---------- INPUT FOR THIS TASK

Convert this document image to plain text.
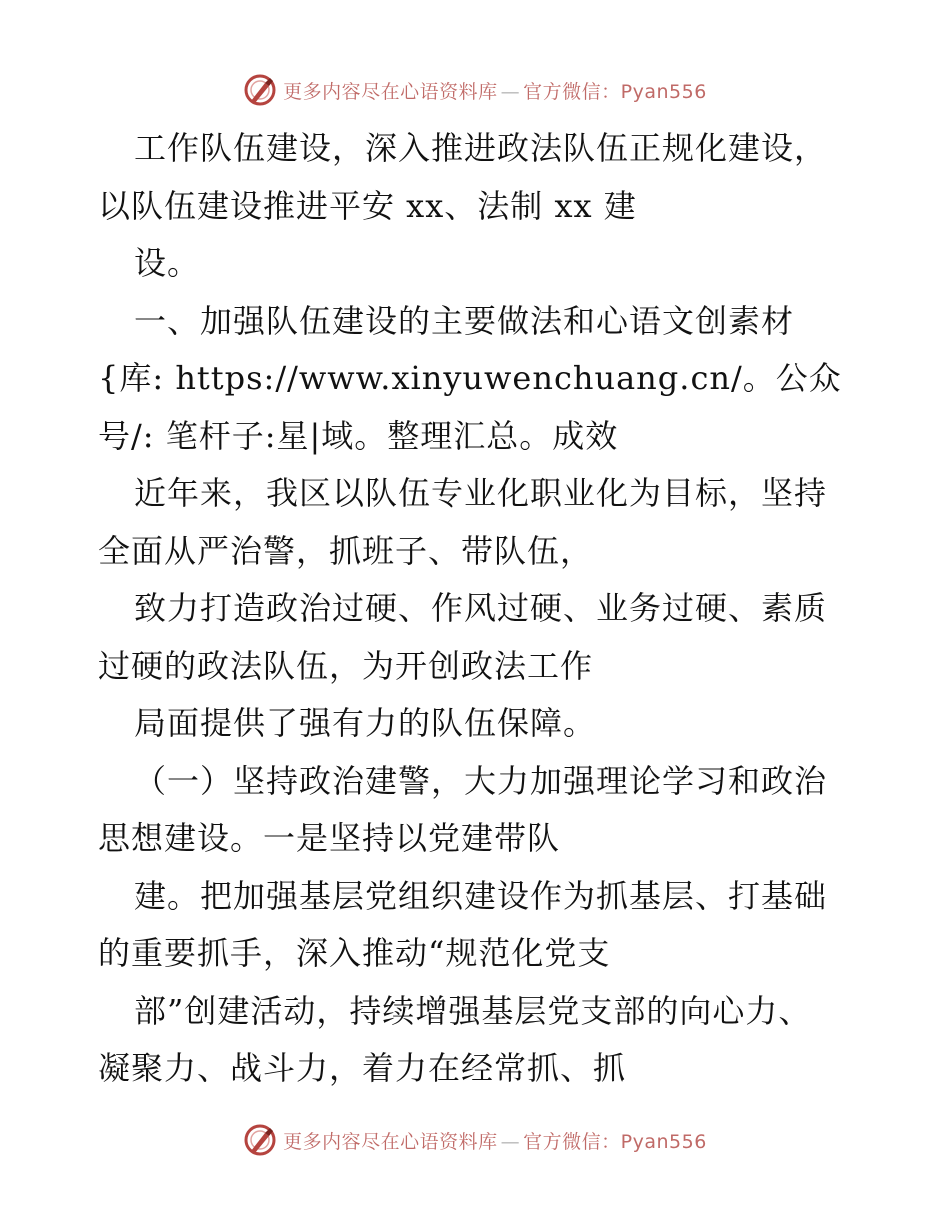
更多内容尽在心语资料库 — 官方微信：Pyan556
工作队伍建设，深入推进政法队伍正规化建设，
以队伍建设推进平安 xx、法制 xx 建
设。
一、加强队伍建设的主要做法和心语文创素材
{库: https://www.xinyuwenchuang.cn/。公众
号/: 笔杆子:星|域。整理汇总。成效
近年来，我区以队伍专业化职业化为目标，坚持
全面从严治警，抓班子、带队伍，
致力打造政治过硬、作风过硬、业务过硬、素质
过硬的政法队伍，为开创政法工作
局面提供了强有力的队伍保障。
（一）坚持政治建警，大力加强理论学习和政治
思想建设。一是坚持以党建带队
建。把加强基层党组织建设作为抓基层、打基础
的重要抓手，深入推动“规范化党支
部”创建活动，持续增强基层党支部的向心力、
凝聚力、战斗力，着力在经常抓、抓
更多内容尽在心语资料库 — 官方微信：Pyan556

--------------------
---------- INPUT FOR THIS TASK

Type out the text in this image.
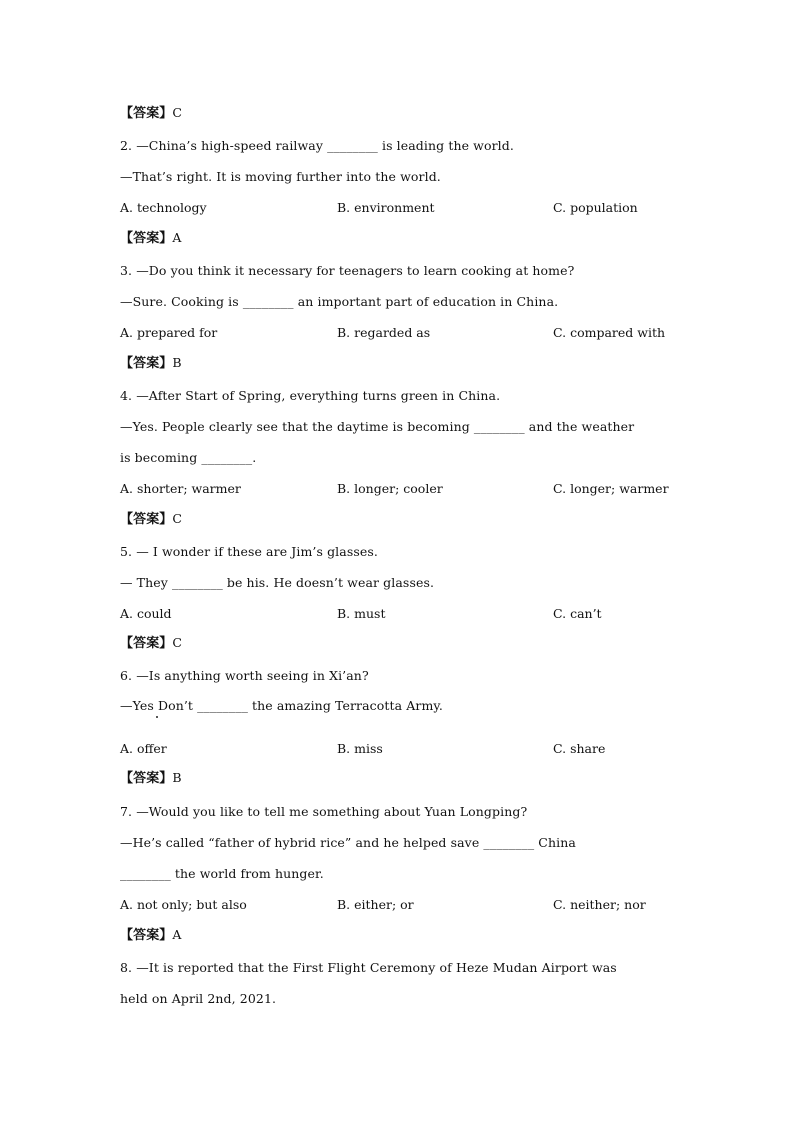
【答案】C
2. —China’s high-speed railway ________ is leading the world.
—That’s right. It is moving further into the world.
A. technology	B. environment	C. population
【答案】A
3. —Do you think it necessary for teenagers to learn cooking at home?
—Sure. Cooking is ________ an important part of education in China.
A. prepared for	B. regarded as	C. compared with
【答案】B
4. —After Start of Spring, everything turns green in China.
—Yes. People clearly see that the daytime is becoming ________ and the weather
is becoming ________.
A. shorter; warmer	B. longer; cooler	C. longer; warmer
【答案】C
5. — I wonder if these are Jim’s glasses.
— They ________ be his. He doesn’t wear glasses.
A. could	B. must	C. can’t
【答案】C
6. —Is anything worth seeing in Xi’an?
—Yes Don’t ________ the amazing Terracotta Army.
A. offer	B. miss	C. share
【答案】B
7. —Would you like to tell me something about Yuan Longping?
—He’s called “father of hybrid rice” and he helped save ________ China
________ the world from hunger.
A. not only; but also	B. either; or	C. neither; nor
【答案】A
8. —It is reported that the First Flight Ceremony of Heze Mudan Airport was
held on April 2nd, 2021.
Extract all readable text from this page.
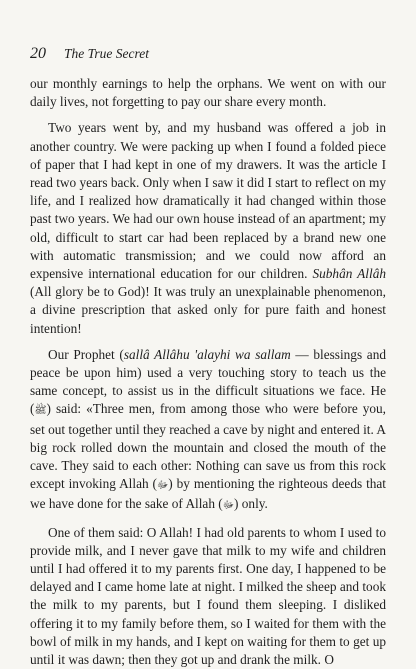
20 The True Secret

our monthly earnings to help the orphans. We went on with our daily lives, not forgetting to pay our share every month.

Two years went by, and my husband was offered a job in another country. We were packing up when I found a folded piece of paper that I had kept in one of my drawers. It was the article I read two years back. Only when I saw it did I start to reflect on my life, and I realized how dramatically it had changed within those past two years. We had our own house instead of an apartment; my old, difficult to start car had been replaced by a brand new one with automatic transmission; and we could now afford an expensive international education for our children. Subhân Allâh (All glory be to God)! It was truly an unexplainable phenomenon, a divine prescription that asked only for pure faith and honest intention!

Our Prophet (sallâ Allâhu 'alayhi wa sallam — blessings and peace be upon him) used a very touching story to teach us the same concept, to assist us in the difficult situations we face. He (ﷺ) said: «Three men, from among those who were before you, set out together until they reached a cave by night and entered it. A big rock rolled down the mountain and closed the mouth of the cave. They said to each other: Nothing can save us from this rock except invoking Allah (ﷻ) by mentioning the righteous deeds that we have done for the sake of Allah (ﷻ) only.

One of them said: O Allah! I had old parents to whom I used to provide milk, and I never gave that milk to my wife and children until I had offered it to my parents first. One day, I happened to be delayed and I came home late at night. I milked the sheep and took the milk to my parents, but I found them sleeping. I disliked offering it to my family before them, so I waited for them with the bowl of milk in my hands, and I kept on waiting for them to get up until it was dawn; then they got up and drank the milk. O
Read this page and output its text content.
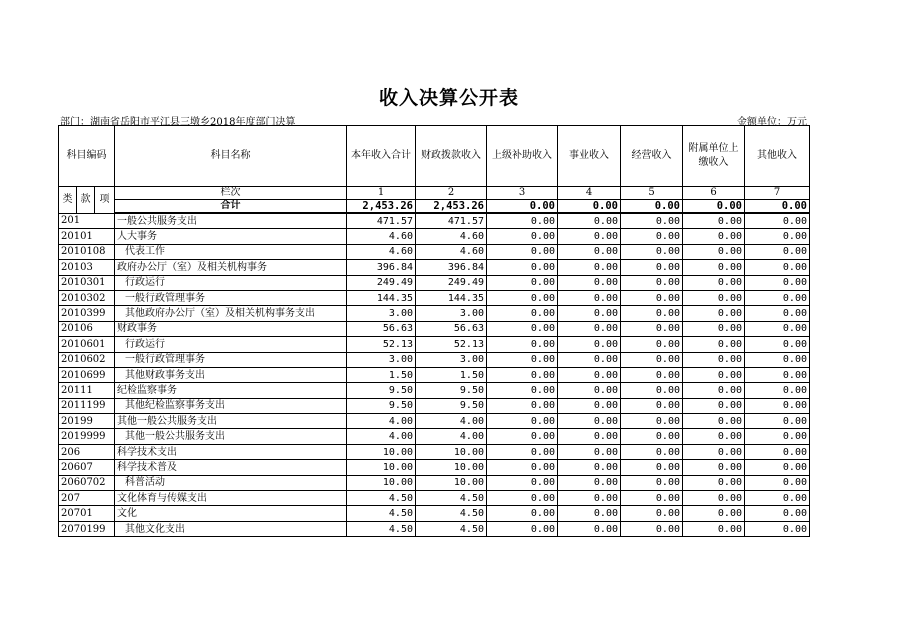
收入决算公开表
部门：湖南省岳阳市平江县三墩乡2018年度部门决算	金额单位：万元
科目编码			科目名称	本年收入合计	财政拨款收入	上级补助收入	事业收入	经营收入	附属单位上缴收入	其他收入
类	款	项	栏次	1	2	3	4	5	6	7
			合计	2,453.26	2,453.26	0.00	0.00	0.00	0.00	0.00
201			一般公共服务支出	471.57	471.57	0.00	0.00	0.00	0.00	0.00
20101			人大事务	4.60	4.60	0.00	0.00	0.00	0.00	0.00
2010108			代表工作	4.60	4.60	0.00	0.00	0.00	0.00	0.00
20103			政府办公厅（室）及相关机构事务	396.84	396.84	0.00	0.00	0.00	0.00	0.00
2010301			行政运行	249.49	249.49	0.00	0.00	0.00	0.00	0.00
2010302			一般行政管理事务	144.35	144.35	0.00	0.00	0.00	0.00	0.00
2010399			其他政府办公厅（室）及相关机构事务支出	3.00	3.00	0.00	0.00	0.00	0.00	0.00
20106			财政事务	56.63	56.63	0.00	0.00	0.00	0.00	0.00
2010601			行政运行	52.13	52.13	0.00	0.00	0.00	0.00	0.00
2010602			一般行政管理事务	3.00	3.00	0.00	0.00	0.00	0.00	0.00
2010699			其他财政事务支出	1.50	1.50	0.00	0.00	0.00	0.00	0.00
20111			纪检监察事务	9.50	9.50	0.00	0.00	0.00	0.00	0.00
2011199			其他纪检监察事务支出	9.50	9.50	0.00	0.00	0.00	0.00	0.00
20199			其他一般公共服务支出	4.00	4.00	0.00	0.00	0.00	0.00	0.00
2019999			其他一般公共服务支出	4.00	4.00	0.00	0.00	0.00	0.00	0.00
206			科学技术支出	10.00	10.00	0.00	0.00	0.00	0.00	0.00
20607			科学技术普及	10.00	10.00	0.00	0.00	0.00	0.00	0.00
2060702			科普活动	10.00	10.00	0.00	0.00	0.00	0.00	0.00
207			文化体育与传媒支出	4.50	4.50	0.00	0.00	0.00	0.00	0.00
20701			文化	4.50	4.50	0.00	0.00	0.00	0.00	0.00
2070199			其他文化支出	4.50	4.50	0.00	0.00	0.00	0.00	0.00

--------------------
---------- INPUT FOR THIS TASK

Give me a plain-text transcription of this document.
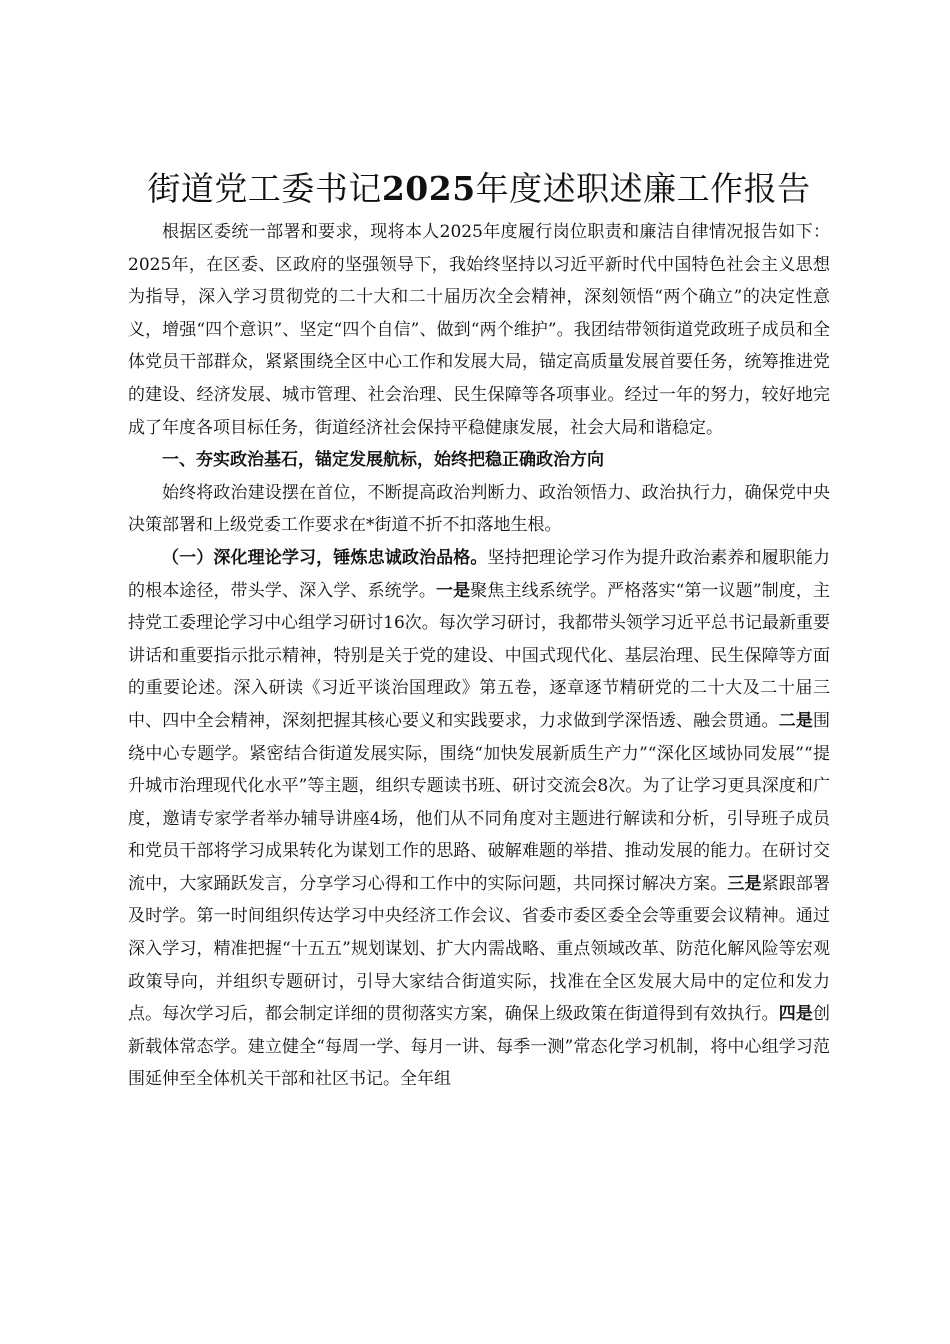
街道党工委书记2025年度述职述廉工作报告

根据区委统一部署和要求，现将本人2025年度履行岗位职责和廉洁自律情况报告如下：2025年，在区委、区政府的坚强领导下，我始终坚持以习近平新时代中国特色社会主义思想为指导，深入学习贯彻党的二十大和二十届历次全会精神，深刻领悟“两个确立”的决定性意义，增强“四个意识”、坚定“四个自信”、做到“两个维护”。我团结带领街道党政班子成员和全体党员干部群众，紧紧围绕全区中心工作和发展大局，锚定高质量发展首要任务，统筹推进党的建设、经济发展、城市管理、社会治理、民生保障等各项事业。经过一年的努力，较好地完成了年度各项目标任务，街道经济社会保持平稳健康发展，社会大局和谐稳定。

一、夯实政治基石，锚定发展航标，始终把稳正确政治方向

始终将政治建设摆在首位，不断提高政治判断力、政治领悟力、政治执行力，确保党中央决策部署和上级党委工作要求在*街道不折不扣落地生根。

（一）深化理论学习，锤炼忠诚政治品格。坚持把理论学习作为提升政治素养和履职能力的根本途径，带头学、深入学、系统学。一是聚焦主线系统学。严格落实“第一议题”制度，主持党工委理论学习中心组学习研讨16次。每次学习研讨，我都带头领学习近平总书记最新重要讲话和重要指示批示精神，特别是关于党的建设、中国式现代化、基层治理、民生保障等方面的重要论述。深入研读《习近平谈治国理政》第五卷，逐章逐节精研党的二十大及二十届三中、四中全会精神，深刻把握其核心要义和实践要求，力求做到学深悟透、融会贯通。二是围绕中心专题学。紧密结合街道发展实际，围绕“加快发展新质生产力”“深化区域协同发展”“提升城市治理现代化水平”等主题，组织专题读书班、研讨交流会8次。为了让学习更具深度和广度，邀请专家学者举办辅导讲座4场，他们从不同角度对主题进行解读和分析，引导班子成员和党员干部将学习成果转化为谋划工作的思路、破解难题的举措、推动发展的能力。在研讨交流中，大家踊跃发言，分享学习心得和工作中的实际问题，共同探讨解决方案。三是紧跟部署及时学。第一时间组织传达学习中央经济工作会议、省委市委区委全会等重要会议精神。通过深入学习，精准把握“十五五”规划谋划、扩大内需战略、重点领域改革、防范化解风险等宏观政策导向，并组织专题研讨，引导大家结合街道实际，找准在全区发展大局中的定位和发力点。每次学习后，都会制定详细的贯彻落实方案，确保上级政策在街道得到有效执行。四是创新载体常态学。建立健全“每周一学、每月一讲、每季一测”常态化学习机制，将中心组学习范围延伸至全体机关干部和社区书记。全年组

--------------------

# GIVEN REQUEST
Gather each line in the data that holds the string "其他一般公共服务支出".

# OUTPUT OF THE TASK
20199			其他一般公共服务支出	4.00	4.00	0.00	0.00	0.00	0.00	0.00
2019999			其他一般公共服务支出	4.00	4.00	0.00	0.00	0.00	0.00	0.00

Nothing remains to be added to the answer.